[Data excerpts]
- - - - -
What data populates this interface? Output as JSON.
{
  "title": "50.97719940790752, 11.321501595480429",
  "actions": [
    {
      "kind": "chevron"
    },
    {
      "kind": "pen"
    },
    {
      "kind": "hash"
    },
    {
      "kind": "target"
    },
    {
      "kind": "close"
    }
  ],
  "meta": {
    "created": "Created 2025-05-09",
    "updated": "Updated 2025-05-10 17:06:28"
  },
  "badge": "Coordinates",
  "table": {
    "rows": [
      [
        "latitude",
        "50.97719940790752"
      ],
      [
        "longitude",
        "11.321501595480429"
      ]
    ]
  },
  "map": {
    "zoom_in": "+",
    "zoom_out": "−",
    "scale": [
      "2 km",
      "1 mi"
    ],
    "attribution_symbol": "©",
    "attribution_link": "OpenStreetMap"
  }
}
- - - - -
* [Task goal]:
Give back the data above exactly as it appears.

* [Response]:
What data populates this interface? Output as JSON.
{
  "title": "50.97719940790752, 11.321501595480429",
  "actions": [
    {
      "kind": "chevron"
    },
    {
      "kind": "pen"
    },
    {
      "kind": "hash"
    },
    {
      "kind": "target"
    },
    {
      "kind": "close"
    }
  ],
  "meta": {
    "created": "Created 2025-05-09",
    "updated": "Updated 2025-05-10 17:06:28"
  },
  "badge": "Coordinates",
  "table": {
    "rows": [
      [
        "latitude",
        "50.97719940790752"
      ],
      [
        "longitude",
        "11.321501595480429"
      ]
    ]
  },
  "map": {
    "zoom_in": "+",
    "zoom_out": "−",
    "scale": [
      "2 km",
      "1 mi"
    ],
    "attribution_symbol": "©",
    "attribution_link": "OpenStreetMap"
  }
}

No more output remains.